### What you need to do:
Select and copy out every line in the records containing "ZRFV".

### Available data:
▽
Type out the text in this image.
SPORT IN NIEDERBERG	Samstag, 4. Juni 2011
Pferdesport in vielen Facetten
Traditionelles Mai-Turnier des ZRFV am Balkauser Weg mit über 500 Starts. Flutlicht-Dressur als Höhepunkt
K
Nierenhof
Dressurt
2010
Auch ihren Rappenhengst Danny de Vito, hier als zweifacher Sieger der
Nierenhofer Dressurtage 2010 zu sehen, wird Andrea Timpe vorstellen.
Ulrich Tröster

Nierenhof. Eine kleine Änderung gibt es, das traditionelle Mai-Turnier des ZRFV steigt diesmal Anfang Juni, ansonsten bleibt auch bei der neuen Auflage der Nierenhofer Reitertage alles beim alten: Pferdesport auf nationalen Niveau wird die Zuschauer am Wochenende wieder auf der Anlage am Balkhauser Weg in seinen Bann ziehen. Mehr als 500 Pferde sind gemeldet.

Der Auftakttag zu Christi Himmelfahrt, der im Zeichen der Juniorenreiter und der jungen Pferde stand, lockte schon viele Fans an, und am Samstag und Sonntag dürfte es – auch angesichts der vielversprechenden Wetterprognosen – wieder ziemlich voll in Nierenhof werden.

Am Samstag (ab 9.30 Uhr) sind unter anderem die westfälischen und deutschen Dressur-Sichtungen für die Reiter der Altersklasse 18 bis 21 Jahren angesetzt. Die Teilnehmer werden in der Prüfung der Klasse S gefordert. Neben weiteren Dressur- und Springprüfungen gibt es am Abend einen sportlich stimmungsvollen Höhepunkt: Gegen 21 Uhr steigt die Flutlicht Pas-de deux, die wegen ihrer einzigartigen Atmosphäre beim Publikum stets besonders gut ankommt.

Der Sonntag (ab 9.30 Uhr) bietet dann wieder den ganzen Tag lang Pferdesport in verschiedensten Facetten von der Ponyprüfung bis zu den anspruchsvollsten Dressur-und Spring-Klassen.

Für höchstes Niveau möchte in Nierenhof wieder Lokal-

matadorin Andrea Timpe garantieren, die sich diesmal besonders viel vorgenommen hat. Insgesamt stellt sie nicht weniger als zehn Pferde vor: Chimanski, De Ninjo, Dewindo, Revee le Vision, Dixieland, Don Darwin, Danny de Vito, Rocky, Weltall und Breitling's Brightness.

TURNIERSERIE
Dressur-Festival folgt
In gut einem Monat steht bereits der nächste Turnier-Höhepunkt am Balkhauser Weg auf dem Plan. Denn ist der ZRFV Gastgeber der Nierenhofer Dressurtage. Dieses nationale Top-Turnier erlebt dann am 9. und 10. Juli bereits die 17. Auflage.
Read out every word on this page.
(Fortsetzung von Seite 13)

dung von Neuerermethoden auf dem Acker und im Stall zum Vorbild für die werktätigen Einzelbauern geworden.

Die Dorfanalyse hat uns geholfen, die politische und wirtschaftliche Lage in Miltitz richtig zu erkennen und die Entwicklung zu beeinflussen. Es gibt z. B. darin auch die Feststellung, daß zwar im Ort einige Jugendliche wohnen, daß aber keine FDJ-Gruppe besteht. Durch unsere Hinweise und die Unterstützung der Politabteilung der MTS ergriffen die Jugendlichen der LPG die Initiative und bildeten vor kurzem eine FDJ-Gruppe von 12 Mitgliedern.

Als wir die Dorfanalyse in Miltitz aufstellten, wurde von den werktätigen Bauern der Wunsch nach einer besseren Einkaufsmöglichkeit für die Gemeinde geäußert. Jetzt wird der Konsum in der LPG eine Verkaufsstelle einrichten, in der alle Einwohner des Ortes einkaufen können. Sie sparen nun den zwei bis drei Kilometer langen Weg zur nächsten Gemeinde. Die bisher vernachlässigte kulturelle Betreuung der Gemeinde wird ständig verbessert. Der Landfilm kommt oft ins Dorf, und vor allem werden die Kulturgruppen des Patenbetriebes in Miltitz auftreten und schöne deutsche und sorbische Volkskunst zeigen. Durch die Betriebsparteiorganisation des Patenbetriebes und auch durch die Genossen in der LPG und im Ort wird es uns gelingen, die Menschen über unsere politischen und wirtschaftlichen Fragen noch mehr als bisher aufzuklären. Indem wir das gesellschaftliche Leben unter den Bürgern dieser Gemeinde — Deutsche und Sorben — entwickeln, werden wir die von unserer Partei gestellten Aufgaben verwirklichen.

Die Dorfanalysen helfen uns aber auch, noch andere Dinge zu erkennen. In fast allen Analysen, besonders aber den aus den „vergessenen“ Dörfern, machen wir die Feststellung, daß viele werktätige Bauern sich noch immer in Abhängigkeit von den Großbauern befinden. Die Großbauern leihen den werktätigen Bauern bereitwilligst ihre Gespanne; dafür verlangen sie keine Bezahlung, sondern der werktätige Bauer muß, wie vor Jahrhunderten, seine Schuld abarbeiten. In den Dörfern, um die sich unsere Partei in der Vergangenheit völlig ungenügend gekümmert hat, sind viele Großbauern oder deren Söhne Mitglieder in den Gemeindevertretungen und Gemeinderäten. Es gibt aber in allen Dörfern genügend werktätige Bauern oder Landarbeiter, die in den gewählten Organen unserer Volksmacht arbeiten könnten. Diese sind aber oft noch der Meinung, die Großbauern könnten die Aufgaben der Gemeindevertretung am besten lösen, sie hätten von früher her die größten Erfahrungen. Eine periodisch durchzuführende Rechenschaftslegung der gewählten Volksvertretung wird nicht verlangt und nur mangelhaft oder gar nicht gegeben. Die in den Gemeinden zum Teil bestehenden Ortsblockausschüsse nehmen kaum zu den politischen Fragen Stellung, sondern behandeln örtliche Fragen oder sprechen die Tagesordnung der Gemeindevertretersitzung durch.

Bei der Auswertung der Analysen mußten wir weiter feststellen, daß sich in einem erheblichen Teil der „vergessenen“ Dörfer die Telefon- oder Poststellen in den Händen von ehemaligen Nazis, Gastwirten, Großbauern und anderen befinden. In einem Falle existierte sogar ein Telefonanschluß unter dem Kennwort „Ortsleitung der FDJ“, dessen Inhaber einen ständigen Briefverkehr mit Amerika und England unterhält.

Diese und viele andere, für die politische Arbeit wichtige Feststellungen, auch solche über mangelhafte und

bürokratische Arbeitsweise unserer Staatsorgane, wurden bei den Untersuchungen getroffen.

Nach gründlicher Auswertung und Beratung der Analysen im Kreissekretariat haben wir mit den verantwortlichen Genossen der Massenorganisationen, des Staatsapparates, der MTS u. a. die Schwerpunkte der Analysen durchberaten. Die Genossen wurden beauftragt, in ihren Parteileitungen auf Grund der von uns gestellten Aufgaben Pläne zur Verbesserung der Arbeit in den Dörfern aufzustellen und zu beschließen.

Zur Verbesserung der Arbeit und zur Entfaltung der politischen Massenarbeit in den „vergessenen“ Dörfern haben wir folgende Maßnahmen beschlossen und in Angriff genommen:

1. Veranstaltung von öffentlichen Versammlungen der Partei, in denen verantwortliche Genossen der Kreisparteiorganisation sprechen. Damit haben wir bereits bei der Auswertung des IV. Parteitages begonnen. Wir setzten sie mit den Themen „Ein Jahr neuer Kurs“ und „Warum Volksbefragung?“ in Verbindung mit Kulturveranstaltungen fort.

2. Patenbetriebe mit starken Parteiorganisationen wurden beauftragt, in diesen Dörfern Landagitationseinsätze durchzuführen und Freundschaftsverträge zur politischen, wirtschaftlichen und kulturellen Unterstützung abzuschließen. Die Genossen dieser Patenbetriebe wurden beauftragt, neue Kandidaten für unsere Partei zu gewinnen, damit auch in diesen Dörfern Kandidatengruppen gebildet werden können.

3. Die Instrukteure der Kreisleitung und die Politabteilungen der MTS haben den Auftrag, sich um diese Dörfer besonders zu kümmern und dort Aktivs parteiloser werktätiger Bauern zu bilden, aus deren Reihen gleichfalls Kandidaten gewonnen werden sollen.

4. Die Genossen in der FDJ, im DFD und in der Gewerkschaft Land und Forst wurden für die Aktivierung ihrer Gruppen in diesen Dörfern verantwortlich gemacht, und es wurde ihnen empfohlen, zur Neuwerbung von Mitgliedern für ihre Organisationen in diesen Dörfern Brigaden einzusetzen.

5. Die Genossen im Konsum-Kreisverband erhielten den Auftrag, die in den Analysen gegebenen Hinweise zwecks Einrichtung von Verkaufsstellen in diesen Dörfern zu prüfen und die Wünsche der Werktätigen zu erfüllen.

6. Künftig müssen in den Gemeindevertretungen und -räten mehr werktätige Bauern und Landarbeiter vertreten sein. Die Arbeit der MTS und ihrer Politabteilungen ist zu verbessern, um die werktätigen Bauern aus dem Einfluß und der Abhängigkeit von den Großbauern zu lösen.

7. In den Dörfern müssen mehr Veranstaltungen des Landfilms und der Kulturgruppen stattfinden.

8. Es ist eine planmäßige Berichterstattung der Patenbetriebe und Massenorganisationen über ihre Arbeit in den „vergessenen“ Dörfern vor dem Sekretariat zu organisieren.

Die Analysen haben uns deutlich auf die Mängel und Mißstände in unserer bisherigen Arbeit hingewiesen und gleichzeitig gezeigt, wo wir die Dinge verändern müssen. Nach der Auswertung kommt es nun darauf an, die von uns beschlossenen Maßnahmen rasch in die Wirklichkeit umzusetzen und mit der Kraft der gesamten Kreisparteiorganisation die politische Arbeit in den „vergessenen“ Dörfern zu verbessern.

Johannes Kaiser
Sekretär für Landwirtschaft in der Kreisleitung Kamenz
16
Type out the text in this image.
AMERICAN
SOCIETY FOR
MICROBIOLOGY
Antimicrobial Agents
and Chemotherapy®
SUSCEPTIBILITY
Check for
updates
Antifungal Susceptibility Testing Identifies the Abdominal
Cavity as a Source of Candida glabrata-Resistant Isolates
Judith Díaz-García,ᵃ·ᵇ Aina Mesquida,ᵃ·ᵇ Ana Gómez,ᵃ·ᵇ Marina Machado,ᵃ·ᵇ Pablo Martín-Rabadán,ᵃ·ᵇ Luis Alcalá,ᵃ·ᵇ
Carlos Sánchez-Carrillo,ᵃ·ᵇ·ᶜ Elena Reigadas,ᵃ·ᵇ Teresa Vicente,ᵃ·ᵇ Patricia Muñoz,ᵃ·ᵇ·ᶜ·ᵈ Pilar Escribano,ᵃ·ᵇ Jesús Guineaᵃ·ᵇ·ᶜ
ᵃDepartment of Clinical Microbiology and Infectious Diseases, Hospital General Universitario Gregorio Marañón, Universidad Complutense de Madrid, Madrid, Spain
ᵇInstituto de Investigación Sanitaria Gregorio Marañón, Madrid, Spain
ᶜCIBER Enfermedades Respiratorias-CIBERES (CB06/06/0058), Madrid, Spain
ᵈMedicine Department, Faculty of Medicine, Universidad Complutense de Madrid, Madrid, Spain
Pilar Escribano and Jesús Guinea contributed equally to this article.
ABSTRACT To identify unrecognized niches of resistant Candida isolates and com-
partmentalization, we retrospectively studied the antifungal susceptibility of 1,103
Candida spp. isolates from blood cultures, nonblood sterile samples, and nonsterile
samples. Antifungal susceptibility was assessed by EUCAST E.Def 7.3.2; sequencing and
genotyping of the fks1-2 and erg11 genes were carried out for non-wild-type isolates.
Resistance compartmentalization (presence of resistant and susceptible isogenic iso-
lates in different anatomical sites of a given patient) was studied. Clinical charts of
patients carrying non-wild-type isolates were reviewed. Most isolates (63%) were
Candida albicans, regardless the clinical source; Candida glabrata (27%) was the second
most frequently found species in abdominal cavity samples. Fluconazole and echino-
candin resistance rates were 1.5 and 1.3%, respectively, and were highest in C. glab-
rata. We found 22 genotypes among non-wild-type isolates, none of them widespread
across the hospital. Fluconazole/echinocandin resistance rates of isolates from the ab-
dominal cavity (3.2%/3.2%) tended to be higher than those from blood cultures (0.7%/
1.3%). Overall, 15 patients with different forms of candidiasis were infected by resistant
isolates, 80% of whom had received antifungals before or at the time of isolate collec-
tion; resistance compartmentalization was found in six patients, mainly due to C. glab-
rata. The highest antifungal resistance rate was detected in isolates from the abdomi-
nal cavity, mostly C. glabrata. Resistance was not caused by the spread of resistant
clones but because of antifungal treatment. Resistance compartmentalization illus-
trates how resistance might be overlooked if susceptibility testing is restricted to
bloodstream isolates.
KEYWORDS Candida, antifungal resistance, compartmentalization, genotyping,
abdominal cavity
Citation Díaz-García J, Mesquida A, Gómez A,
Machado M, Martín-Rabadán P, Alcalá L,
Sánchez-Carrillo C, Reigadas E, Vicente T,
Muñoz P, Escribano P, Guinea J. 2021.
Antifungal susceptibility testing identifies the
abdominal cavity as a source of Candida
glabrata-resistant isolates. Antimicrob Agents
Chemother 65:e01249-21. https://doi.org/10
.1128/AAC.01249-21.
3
△
### Solution to this task:
Traditionelles Mai-Turnier des ZRFV am Balkauser Weg mit über 500 Starts. Flutlicht-Dressur als Höhepunkt
Nierenhof. Eine kleine Änderung gibt es, das traditionelle Mai-Turnier des ZRFV steigt diesmal Anfang Juni, ansonsten bleibt auch bei der neuen Auflage der Nierenhofer Reitertage alles beim alten: Pferdesport auf nationalen Niveau wird die Zuschauer am Wochenende wieder auf der Anlage am Balkhauser Weg in seinen Bann ziehen. Mehr als 500 Pferde sind gemeldet.
In gut einem Monat steht bereits der nächste Turnier-Höhepunkt am Balkhauser Weg auf dem Plan. Denn ist der ZRFV Gastgeber der Nierenhofer Dressurtage. Dieses nationale Top-Turnier erlebt dann am 9. und 10. Juli bereits die 17. Auflage.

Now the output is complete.